• _DIRECTIVE_: Write out the data below exactly as given, without any of its pictures.

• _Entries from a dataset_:
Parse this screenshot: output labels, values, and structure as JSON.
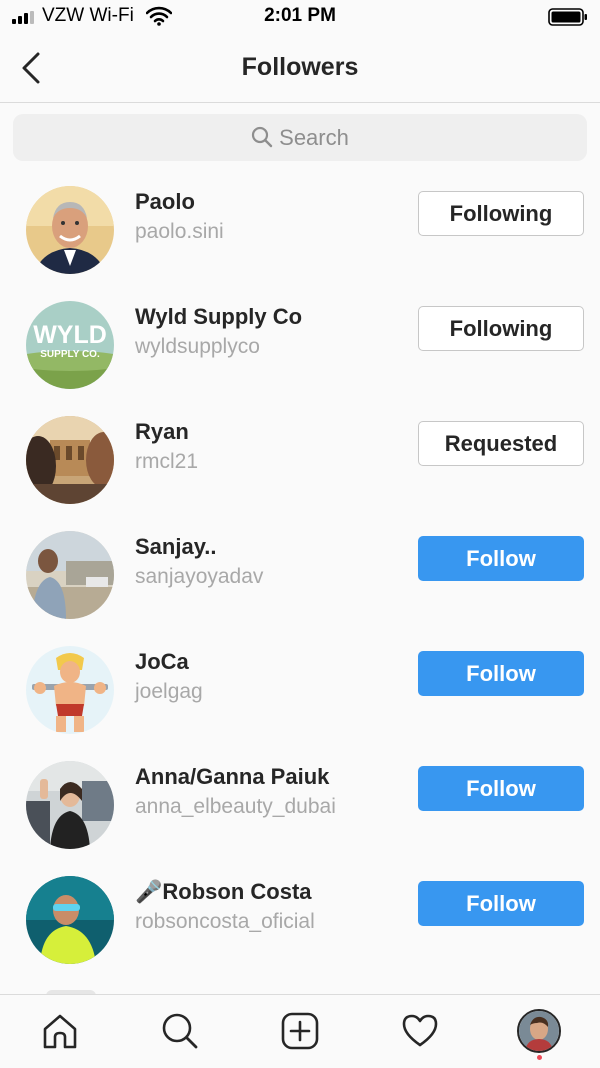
{
  "status_bar": {
    "carrier": "VZW Wi-Fi",
    "time": "2:01 PM"
  },
  "nav": {
    "title": "Followers",
    "back_icon": "chevron-left-icon"
  },
  "search": {
    "placeholder": "Search",
    "icon": "search-icon"
  },
  "followers": [
    {
      "name": "Paolo",
      "handle": "paolo.sini",
      "button": "Following",
      "button_style": "outline"
    },
    {
      "name": "Wyld Supply Co",
      "handle": "wyldsupplyco",
      "button": "Following",
      "button_style": "outline",
      "avatar_text_1": "WYLD",
      "avatar_text_2": "SUPPLY CO."
    },
    {
      "name": "Ryan",
      "handle": "rmcl21",
      "button": "Requested",
      "button_style": "outline"
    },
    {
      "name": "Sanjay..",
      "handle": "sanjayoyadav",
      "button": "Follow",
      "button_style": "fill"
    },
    {
      "name": "JoCa",
      "handle": "joelgag",
      "button": "Follow",
      "button_style": "fill"
    },
    {
      "name": "Anna/Ganna Paiuk",
      "handle": "anna_elbeauty_dubai",
      "button": "Follow",
      "button_style": "fill"
    },
    {
      "name": "🎤Robson Costa",
      "handle": "robsoncosta_oficial",
      "button": "Follow",
      "button_style": "fill"
    }
  ],
  "tab_bar": {
    "icons": [
      "home-icon",
      "search-icon",
      "add-post-icon",
      "activity-heart-icon",
      "profile-avatar"
    ]
  },
  "colors": {
    "follow_blue": "#3897f0",
    "notification_dot": "#ed4956"
  }
}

• _REPLY_:
Parse this screenshot: output labels, values, and structure as JSON.
{
  "status_bar": {
    "carrier": "VZW Wi-Fi",
    "time": "2:01 PM"
  },
  "nav": {
    "title": "Followers",
    "back_icon": "chevron-left-icon"
  },
  "search": {
    "placeholder": "Search",
    "icon": "search-icon"
  },
  "followers": [
    {
      "name": "Paolo",
      "handle": "paolo.sini",
      "button": "Following",
      "button_style": "outline"
    },
    {
      "name": "Wyld Supply Co",
      "handle": "wyldsupplyco",
      "button": "Following",
      "button_style": "outline",
      "avatar_text_1": "WYLD",
      "avatar_text_2": "SUPPLY CO."
    },
    {
      "name": "Ryan",
      "handle": "rmcl21",
      "button": "Requested",
      "button_style": "outline"
    },
    {
      "name": "Sanjay..",
      "handle": "sanjayoyadav",
      "button": "Follow",
      "button_style": "fill"
    },
    {
      "name": "JoCa",
      "handle": "joelgag",
      "button": "Follow",
      "button_style": "fill"
    },
    {
      "name": "Anna/Ganna Paiuk",
      "handle": "anna_elbeauty_dubai",
      "button": "Follow",
      "button_style": "fill"
    },
    {
      "name": "🎤Robson Costa",
      "handle": "robsoncosta_oficial",
      "button": "Follow",
      "button_style": "fill"
    }
  ],
  "tab_bar": {
    "icons": [
      "home-icon",
      "search-icon",
      "add-post-icon",
      "activity-heart-icon",
      "profile-avatar"
    ]
  },
  "colors": {
    "follow_blue": "#3897f0",
    "notification_dot": "#ed4956"
  }
}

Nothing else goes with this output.